Work to do
Gather all lines from the material that contain "化工个股".

Data for the task

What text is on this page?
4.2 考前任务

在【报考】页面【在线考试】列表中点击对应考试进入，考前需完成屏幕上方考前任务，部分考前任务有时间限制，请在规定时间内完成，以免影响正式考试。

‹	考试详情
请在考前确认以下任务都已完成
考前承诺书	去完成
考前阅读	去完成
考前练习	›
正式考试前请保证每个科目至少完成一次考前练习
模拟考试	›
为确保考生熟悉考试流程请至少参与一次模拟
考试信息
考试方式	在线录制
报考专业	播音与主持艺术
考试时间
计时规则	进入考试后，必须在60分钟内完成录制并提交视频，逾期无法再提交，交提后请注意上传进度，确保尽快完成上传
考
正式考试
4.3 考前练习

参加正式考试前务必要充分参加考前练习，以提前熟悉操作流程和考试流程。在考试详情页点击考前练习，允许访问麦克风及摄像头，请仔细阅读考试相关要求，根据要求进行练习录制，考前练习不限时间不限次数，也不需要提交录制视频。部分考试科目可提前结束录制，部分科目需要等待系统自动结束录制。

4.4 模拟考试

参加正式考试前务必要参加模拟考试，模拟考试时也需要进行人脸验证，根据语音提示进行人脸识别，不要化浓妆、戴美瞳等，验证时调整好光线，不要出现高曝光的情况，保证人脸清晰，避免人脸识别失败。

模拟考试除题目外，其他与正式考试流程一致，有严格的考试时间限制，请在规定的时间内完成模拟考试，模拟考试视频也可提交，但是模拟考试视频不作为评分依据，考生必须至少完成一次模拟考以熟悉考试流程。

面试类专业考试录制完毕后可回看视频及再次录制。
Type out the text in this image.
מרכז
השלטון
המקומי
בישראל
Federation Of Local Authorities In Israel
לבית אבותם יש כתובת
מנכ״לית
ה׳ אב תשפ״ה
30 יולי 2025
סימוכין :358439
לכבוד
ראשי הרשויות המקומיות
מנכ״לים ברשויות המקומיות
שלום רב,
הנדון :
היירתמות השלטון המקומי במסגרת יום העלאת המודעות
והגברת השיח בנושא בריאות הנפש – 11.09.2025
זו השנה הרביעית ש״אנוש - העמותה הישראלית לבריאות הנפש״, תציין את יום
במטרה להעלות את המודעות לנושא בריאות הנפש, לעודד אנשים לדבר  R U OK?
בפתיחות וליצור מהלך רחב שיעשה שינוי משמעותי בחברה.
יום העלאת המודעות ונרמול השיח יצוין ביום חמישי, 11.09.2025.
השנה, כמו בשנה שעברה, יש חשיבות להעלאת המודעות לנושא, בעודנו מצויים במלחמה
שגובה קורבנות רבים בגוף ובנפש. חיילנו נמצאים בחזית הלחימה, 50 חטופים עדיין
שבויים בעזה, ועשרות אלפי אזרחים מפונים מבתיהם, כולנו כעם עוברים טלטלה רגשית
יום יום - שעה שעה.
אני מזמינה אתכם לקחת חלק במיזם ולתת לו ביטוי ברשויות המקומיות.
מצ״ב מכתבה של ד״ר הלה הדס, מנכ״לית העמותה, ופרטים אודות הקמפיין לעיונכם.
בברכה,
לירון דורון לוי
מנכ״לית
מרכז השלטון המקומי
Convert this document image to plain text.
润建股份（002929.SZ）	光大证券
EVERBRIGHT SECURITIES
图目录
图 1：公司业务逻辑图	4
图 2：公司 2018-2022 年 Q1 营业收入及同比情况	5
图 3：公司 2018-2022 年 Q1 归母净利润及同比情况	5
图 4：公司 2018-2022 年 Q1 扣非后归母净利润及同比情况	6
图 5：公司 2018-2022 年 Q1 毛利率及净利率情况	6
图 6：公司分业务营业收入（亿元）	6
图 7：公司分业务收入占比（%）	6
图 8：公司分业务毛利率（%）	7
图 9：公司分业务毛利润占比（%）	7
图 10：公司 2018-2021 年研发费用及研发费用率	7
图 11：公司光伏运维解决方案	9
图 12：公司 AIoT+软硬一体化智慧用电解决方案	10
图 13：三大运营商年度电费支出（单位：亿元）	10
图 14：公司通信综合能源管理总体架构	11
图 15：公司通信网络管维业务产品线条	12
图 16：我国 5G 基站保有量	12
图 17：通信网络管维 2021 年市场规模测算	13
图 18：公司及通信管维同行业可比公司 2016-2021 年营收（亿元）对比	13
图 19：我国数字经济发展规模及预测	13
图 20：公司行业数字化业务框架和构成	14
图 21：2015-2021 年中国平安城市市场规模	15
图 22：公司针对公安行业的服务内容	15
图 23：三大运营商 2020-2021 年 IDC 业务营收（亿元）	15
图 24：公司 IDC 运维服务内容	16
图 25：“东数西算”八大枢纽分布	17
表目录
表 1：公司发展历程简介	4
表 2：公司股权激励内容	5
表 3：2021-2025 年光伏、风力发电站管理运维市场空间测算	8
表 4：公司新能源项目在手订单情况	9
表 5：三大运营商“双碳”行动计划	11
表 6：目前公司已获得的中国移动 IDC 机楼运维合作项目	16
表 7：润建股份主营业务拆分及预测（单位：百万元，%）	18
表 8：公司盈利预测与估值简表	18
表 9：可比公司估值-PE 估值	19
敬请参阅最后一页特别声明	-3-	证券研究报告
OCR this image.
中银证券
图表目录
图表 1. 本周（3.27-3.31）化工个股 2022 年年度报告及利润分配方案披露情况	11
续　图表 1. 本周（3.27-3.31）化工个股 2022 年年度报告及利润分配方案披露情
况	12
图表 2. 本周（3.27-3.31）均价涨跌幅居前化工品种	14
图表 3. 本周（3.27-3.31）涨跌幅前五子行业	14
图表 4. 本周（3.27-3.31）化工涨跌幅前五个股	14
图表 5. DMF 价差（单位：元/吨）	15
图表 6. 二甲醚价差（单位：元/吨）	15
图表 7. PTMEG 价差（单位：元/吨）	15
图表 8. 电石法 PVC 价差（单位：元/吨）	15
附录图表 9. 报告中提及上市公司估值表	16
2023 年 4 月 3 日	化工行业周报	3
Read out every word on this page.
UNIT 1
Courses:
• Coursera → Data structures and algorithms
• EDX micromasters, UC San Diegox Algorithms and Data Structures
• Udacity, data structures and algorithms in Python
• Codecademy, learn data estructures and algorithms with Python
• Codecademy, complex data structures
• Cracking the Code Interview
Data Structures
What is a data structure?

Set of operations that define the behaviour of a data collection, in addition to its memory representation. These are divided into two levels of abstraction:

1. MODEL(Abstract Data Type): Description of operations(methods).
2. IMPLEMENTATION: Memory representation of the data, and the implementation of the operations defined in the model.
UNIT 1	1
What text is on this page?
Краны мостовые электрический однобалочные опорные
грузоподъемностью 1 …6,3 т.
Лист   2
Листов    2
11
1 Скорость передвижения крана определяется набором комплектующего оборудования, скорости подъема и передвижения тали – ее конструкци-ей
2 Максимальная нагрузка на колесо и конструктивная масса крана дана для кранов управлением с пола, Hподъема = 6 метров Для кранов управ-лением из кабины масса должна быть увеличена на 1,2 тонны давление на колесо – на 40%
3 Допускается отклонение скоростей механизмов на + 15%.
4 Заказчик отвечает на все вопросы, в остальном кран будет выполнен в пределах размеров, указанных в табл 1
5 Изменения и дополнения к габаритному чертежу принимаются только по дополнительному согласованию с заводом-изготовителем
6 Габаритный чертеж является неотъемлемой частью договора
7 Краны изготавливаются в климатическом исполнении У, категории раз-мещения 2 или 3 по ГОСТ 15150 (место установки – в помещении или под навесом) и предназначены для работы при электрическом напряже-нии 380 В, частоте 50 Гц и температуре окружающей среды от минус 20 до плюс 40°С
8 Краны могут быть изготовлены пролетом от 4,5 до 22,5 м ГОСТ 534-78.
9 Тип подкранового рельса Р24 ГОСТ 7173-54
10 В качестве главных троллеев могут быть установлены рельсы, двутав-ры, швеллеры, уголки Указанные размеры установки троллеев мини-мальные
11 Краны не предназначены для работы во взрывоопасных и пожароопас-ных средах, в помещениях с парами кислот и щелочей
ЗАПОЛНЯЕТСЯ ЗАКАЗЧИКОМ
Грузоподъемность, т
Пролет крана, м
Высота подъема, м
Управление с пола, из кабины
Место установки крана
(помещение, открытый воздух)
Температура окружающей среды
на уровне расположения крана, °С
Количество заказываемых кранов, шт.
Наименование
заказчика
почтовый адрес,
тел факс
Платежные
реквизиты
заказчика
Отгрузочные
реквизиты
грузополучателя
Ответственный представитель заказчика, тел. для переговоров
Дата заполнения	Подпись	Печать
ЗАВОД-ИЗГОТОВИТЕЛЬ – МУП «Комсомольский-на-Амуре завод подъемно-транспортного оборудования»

Written response
图表 1. 本周（3.27-3.31）化工个股 2022 年年度报告及利润分配方案披露情况	11
续　图表 1. 本周（3.27-3.31）化工个股 2022 年年度报告及利润分配方案披露情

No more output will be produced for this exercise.